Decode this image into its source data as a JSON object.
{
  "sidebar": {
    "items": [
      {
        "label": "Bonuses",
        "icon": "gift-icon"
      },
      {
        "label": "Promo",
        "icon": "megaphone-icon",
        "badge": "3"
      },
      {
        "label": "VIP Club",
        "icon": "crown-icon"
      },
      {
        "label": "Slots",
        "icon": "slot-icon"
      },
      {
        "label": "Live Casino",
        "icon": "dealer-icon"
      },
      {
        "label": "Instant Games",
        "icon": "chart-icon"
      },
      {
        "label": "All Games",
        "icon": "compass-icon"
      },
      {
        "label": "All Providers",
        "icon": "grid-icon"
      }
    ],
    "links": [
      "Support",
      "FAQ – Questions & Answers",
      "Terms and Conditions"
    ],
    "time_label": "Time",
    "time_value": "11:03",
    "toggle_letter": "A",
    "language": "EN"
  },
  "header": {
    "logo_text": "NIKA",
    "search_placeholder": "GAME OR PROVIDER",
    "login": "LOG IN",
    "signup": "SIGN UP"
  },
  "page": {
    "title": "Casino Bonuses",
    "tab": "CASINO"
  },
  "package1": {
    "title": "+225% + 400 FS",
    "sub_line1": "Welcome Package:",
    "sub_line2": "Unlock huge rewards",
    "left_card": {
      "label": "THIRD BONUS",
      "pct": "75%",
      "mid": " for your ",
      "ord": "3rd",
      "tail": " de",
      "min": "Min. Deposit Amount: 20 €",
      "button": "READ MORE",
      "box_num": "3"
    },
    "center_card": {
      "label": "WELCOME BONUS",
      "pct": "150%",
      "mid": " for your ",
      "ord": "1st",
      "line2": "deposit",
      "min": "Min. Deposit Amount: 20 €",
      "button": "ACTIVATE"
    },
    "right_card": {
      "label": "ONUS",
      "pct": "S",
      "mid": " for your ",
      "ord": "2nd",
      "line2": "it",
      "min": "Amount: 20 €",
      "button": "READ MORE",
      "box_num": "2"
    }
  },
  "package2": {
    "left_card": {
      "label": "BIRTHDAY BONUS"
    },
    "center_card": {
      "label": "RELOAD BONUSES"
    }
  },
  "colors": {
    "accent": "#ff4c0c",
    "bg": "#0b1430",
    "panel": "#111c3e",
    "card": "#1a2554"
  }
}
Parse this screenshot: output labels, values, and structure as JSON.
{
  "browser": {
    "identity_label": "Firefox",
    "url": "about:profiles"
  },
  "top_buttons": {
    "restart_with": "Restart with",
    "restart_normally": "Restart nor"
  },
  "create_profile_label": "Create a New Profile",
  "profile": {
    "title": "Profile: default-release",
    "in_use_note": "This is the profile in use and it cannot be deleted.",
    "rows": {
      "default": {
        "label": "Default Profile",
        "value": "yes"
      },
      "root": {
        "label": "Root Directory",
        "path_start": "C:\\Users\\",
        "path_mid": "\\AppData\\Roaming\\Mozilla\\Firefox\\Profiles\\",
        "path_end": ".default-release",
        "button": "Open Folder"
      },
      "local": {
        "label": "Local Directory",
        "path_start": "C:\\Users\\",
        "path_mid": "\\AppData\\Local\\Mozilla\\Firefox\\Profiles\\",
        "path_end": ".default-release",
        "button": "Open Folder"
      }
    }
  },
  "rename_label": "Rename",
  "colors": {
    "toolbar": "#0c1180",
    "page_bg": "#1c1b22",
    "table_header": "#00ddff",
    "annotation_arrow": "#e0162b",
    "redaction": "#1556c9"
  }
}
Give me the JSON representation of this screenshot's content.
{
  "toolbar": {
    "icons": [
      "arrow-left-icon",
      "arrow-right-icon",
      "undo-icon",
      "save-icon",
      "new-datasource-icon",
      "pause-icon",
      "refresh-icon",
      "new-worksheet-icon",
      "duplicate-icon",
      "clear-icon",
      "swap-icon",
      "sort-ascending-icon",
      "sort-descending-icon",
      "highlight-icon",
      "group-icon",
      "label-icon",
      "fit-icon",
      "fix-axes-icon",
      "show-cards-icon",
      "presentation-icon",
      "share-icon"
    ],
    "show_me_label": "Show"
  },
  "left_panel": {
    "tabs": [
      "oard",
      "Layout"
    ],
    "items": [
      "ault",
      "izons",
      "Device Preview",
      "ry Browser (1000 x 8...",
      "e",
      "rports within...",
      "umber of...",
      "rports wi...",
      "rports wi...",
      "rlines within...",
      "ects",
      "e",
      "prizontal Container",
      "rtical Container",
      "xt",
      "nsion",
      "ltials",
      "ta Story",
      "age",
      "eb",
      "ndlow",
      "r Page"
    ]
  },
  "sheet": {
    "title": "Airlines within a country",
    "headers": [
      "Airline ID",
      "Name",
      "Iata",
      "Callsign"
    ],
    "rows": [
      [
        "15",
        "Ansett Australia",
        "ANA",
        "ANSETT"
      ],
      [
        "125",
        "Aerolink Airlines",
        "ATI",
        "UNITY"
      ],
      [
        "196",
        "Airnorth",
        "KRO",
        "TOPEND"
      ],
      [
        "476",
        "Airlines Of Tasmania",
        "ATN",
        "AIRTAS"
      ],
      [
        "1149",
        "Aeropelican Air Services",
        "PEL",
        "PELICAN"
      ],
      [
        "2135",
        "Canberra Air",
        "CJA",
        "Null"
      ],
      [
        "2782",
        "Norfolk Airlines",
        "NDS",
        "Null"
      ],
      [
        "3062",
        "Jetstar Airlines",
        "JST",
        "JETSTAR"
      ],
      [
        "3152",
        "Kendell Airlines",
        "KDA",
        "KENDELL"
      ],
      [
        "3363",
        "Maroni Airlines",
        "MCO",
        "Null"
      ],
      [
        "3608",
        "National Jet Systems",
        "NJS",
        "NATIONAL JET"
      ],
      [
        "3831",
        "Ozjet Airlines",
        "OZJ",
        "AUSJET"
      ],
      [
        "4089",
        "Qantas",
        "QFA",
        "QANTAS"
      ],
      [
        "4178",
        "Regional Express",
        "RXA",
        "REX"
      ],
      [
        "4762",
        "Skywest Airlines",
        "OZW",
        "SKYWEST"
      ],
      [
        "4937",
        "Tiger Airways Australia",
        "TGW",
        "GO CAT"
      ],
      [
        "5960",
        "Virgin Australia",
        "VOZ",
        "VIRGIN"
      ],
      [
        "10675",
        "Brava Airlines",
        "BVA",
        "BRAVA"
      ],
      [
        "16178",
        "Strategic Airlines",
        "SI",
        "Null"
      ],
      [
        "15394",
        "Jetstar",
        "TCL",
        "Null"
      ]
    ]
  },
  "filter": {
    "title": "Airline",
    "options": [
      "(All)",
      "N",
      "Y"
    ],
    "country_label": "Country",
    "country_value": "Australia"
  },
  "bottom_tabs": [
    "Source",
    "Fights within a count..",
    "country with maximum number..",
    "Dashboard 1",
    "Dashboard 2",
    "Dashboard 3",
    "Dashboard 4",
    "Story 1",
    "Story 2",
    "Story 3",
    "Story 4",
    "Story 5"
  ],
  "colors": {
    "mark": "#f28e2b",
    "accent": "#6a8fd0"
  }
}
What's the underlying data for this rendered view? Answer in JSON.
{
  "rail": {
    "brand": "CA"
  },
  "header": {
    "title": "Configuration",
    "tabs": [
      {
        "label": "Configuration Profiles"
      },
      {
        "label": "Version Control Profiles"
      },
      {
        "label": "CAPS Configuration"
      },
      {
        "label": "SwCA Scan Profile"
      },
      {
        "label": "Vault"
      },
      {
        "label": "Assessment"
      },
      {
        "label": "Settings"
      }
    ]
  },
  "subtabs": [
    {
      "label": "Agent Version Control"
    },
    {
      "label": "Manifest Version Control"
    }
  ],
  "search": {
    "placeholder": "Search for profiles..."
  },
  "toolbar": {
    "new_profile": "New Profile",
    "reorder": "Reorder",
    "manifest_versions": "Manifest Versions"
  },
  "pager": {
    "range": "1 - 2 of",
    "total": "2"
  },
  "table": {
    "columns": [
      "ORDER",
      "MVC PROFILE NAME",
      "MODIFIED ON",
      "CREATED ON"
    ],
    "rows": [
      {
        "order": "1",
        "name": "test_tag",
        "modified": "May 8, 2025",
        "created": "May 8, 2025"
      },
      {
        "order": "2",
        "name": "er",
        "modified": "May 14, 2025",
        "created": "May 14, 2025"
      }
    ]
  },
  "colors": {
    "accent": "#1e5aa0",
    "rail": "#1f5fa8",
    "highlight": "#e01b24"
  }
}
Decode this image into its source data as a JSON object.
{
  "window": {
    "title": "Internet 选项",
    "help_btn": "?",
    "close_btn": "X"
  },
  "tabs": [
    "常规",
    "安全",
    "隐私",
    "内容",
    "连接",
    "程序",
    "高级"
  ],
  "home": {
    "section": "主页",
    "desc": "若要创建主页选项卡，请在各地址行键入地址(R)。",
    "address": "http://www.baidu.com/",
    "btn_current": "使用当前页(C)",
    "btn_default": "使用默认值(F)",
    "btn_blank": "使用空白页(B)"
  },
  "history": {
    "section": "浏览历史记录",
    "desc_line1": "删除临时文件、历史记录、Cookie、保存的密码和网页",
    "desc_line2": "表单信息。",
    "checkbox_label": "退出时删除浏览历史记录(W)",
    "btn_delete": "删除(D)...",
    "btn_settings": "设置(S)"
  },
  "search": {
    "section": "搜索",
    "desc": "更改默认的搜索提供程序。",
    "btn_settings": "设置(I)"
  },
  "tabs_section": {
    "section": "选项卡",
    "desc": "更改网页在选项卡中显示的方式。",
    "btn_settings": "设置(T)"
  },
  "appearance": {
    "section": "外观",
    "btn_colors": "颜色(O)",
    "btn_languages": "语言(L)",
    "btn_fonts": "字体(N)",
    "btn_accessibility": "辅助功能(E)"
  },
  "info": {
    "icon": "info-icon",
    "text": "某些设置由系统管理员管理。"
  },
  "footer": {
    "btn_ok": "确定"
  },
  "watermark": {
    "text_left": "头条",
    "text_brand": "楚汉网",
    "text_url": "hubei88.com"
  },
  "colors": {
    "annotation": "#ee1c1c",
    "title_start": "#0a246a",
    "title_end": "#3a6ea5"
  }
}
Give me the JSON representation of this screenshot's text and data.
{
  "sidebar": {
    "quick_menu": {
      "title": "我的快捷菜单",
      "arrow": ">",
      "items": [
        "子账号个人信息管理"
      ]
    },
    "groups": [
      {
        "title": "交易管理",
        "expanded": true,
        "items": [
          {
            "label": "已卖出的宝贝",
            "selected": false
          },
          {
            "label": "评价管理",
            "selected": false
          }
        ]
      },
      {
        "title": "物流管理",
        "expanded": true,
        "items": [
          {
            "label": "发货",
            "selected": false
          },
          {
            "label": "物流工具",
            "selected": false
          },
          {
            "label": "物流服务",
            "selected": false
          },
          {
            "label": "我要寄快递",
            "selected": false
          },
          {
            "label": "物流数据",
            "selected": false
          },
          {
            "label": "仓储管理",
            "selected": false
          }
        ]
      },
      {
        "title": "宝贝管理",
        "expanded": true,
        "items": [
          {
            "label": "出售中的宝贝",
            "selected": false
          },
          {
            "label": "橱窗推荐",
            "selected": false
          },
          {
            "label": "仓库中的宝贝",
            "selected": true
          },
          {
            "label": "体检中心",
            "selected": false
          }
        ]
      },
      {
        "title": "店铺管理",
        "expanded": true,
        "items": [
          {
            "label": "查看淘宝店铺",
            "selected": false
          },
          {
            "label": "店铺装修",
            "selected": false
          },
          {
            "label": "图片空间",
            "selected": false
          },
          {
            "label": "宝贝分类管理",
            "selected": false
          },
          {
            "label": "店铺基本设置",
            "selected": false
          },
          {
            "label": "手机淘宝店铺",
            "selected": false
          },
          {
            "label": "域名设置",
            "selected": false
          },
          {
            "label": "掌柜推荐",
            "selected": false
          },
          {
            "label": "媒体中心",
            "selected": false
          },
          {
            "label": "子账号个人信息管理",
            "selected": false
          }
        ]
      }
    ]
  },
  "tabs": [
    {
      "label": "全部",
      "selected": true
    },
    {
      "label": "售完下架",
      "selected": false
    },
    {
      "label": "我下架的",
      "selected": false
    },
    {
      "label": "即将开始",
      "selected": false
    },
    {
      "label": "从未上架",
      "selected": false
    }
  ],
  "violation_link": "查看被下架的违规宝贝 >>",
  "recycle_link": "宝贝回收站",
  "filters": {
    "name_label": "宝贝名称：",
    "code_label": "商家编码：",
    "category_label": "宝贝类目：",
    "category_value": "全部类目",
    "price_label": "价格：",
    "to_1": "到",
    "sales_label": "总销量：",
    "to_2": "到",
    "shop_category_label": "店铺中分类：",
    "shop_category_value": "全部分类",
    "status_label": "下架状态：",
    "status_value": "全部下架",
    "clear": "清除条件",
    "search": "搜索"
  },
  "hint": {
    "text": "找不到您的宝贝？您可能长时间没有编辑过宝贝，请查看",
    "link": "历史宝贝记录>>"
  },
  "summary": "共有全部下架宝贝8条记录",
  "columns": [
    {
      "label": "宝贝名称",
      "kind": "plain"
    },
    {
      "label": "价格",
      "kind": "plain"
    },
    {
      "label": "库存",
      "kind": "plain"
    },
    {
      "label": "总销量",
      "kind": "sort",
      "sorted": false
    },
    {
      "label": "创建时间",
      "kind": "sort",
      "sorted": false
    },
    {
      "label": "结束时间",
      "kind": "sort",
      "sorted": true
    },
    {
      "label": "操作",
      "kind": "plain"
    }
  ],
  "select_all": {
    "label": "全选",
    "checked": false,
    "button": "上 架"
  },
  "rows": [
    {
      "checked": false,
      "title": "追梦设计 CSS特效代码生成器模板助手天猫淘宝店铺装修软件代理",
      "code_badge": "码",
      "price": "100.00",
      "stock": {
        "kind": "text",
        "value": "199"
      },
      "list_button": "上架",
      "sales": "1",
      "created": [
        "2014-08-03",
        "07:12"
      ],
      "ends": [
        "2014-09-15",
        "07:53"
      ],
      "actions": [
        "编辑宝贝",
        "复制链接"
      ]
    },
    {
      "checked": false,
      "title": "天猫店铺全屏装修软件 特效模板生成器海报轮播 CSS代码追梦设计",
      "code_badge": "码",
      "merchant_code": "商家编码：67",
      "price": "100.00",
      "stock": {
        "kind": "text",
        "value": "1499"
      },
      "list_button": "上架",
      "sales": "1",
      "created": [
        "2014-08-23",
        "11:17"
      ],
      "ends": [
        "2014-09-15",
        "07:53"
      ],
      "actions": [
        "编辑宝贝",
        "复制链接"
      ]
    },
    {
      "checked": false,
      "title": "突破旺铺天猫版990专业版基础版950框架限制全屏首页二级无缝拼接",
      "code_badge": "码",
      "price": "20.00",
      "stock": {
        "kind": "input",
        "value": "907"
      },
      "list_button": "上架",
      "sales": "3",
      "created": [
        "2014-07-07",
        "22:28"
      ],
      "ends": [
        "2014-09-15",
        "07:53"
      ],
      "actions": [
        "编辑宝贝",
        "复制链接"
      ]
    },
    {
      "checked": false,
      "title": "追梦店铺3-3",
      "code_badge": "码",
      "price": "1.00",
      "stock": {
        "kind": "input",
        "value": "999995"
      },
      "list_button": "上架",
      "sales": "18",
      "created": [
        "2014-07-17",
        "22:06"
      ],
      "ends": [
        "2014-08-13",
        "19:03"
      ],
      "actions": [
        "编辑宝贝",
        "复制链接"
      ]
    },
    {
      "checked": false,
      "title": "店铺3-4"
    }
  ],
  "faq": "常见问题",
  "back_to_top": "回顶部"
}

# Description of the task
Work out how many lines in the records above contain the word "Mozilla", and reply with that number alone.

# The response
2